#### Goal of the exercise
Copy nothing before the line that contains "What does this"; from there, transcribe each line exactly through the end of the material, omitting pictures.
## Start
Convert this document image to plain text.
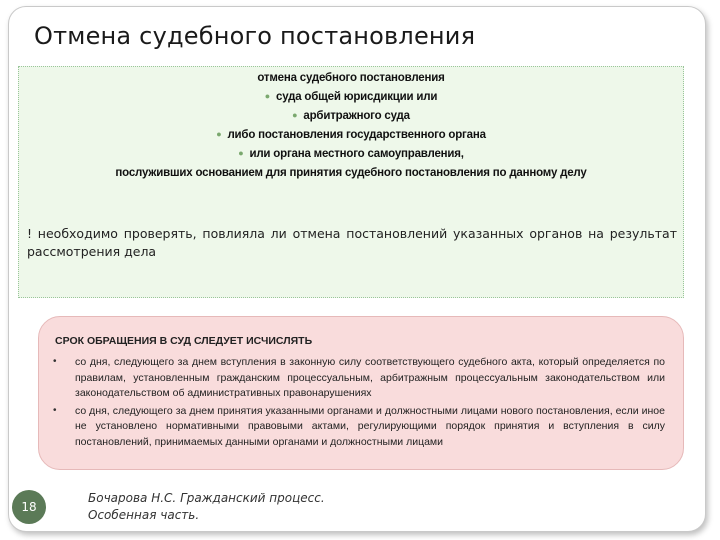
Отмена судебного постановления
отмена судебного постановления
● суда общей юрисдикции или
● арбитражного суда
● либо постановления государственного органа
● или органа местного самоуправления,
послуживших основанием для принятия судебного постановления по данному делу
! необходимо проверять, повлияла ли отмена постановлений указанных органов на результат рассмотрения дела
СРОК ОБРАЩЕНИЯ В СУД СЛЕДУЕТ ИСЧИСЛЯТЬ
•	со дня, следующего за днем вступления в законную силу соответствующего судебного акта, который определяется по правилам, установленным гражданским процессуальным, арбитражным процессуальным законодательством или законодательством об административных правонарушениях
•	со дня, следующего за днем принятия указанными органами и должностными лицами нового постановления, если иное не установлено нормативными правовыми актами, регулирующими порядок принятия и вступления в силу постановлений, принимаемых данными органами и должностными лицами
18
Бочарова Н.С. Гражданский процесс.
Особенная часть.
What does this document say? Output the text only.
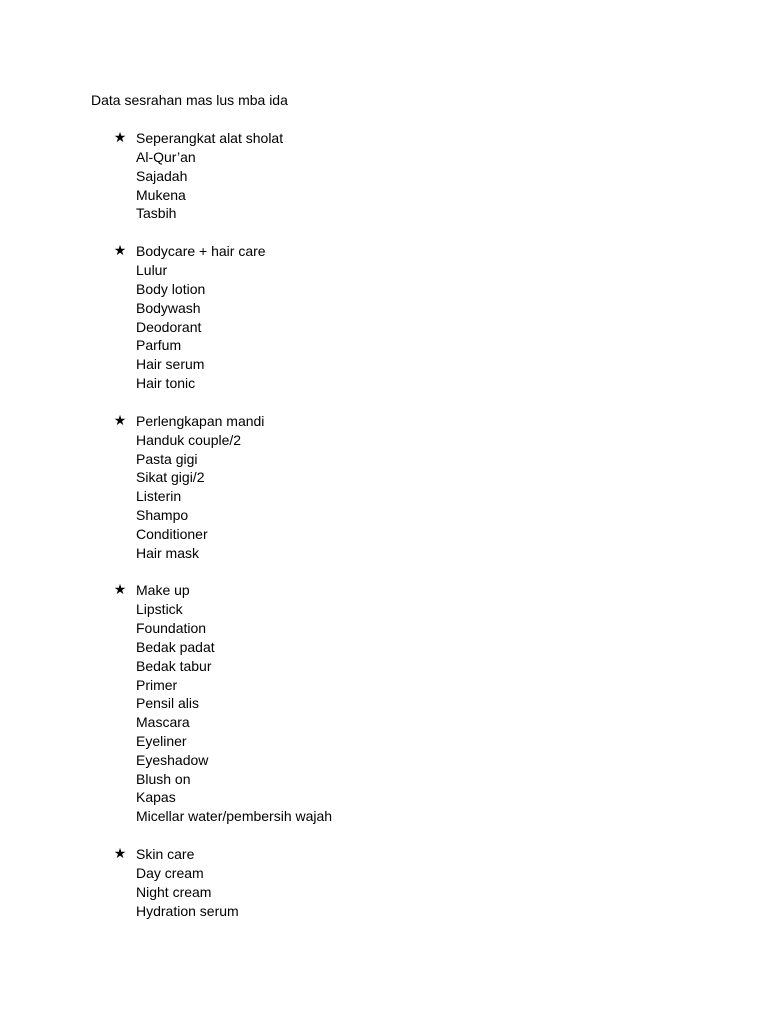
Data sesrahan mas lus mba ida
★ Seperangkat alat sholat
Al-Qur’an
Sajadah
Mukena
Tasbih
★ Bodycare + hair care
Lulur
Body lotion
Bodywash
Deodorant
Parfum
Hair serum
Hair tonic
★ Perlengkapan mandi
Handuk couple/2
Pasta gigi
Sikat gigi/2
Listerin
Shampo
Conditioner
Hair mask
★ Make up
Lipstick
Foundation
Bedak padat
Bedak tabur
Primer
Pensil alis
Mascara
Eyeliner
Eyeshadow
Blush on
Kapas
Micellar water/pembersih wajah
★ Skin care
Day cream
Night cream
Hydration serum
## End
#### Expected answer
What does this document say? Output the text only.
Data sesrahan mas lus mba ida
★ Seperangkat alat sholat
Al-Qur’an
Sajadah
Mukena
Tasbih
★ Bodycare + hair care
Lulur
Body lotion
Bodywash
Deodorant
Parfum
Hair serum
Hair tonic
★ Perlengkapan mandi
Handuk couple/2
Pasta gigi
Sikat gigi/2
Listerin
Shampo
Conditioner
Hair mask
★ Make up
Lipstick
Foundation
Bedak padat
Bedak tabur
Primer
Pensil alis
Mascara
Eyeliner
Eyeshadow
Blush on
Kapas
Micellar water/pembersih wajah
★ Skin care
Day cream
Night cream
Hydration serum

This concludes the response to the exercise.